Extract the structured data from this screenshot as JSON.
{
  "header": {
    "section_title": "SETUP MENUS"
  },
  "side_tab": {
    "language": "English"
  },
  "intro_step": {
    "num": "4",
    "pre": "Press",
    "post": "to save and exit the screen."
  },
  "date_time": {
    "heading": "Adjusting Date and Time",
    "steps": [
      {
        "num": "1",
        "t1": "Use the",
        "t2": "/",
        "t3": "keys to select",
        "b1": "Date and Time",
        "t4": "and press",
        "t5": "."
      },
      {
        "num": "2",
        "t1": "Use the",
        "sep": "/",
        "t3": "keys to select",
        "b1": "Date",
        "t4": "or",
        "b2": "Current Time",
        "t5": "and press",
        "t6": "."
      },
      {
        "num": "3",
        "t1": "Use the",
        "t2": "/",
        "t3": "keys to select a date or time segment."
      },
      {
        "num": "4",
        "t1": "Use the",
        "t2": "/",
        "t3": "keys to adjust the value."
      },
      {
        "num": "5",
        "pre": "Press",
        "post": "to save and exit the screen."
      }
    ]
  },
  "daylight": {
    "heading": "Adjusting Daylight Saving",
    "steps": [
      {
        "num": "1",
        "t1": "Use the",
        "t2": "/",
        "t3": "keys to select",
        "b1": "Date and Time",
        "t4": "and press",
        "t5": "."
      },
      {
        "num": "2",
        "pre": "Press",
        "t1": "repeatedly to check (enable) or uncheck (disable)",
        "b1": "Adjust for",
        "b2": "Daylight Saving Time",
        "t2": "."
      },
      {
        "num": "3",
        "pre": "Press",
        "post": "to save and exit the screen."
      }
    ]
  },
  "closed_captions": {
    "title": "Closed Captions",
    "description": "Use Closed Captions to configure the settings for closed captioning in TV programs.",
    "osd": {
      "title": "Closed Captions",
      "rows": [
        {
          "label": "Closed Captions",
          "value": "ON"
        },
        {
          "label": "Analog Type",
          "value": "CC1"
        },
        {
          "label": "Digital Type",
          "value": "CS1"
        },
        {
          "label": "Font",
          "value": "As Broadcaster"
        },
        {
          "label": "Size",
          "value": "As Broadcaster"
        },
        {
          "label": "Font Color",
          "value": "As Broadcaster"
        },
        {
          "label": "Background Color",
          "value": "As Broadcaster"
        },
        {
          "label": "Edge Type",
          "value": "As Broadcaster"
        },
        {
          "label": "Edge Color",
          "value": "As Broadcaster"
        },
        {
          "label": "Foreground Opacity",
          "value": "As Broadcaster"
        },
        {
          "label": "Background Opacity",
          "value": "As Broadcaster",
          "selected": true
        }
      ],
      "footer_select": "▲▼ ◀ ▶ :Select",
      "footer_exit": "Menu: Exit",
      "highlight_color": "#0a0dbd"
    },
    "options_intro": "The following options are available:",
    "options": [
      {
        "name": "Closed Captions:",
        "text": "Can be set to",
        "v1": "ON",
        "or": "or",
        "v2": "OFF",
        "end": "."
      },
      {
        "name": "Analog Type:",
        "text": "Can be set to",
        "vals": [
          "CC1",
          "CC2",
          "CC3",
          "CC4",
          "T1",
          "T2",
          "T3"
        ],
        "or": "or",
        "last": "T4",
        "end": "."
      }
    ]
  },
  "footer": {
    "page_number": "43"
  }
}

— JOB —
Copy each line of the preceding data that contains the string "Type".

— RESPONSE TO THIS TASK —
          "label": "Analog Type",
          "label": "Digital Type",
          "label": "Edge Type",
        "name": "Analog Type:",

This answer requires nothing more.